TASK TO COMPLETE
Copy out each line in the material below that has the word "Your".

[Items from a data source]
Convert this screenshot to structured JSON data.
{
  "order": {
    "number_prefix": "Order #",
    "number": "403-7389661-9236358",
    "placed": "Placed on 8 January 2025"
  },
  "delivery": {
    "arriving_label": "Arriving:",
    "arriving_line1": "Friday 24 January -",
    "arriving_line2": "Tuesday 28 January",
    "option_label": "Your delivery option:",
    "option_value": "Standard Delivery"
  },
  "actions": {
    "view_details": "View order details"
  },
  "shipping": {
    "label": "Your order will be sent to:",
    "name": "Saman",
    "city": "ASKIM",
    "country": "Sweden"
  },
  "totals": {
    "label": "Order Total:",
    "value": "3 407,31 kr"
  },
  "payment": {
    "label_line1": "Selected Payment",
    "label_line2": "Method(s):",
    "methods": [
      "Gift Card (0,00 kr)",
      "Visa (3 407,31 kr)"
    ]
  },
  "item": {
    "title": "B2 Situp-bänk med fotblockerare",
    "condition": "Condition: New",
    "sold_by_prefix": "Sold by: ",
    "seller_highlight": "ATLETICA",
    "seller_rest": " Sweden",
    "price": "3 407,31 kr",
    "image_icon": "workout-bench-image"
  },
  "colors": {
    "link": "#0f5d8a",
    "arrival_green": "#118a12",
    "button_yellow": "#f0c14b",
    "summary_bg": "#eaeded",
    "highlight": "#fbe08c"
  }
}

TASK SOLUTION
    "option_label": "Your delivery option:",
    "label": "Your order will be sent to:",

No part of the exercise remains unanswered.